# [Problem description]
Using the data below, tally the lines that include the string "subtitle". Only the number is wanted.

# [Records provided]
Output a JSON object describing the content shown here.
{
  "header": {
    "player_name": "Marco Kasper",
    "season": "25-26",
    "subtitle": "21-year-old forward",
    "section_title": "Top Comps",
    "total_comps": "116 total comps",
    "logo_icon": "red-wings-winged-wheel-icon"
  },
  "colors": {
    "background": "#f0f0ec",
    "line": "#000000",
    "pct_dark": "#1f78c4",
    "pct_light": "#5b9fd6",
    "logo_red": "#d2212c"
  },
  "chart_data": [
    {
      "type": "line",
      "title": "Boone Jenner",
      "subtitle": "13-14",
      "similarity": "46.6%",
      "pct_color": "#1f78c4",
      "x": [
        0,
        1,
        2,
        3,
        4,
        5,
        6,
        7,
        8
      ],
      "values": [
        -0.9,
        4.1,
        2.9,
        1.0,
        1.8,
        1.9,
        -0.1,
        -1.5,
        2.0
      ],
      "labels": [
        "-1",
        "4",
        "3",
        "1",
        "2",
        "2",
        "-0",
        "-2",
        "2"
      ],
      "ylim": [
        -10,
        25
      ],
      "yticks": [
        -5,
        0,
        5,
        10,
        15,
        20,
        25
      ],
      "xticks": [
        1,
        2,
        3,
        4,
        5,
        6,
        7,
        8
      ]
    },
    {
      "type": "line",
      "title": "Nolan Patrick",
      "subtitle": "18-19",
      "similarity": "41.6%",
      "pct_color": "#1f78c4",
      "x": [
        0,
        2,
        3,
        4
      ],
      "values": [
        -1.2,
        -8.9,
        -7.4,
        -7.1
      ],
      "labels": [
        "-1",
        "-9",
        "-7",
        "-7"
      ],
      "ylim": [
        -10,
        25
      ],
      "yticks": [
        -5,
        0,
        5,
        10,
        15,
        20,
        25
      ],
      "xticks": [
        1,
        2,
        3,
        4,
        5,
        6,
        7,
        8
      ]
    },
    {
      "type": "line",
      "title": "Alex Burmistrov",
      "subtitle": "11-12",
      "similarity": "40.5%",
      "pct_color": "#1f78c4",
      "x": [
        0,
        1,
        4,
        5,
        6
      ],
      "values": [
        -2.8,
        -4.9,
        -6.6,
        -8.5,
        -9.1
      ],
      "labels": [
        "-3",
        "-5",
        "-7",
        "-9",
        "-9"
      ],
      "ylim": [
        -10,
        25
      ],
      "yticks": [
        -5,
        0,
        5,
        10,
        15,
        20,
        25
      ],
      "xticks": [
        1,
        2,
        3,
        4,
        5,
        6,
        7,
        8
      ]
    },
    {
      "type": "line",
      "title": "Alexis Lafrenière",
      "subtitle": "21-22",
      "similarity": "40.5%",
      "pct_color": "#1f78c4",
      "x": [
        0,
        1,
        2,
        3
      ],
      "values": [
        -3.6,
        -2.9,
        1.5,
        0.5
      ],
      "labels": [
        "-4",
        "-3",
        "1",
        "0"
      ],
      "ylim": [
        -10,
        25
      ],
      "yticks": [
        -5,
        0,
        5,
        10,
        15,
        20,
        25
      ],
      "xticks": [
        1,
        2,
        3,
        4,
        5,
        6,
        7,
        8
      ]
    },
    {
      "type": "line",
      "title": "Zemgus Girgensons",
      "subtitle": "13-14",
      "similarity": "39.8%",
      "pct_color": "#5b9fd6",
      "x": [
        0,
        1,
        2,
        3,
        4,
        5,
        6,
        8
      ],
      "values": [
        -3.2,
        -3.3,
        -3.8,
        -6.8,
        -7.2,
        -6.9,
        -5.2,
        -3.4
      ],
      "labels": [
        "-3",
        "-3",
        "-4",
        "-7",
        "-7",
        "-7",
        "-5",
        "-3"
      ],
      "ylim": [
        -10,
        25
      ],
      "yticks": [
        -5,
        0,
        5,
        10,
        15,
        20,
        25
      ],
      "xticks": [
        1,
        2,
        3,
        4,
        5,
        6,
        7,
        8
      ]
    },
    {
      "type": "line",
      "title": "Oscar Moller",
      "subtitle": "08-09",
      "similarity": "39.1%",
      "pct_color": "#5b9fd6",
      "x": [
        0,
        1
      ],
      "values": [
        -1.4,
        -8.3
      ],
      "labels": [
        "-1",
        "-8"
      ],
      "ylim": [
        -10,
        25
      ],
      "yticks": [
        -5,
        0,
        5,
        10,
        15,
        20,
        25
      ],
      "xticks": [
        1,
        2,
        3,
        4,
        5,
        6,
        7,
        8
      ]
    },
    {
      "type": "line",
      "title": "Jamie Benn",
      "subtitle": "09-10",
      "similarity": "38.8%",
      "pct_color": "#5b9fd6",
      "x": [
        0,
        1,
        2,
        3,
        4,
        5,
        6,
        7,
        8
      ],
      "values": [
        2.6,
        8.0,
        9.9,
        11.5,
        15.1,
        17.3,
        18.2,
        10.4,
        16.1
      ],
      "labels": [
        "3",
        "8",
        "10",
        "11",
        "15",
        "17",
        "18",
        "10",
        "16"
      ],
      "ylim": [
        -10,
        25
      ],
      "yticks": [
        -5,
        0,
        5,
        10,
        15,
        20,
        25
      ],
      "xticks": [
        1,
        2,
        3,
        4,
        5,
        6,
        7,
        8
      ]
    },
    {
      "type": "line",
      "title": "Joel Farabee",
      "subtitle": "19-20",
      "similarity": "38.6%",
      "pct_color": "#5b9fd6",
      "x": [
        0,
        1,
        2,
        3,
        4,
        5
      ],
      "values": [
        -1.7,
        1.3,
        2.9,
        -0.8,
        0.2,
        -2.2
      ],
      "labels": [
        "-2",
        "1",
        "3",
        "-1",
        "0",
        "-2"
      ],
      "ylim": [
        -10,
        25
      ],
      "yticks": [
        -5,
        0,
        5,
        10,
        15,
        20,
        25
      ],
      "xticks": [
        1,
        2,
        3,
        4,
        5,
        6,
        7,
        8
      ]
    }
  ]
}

# [Task answer]
9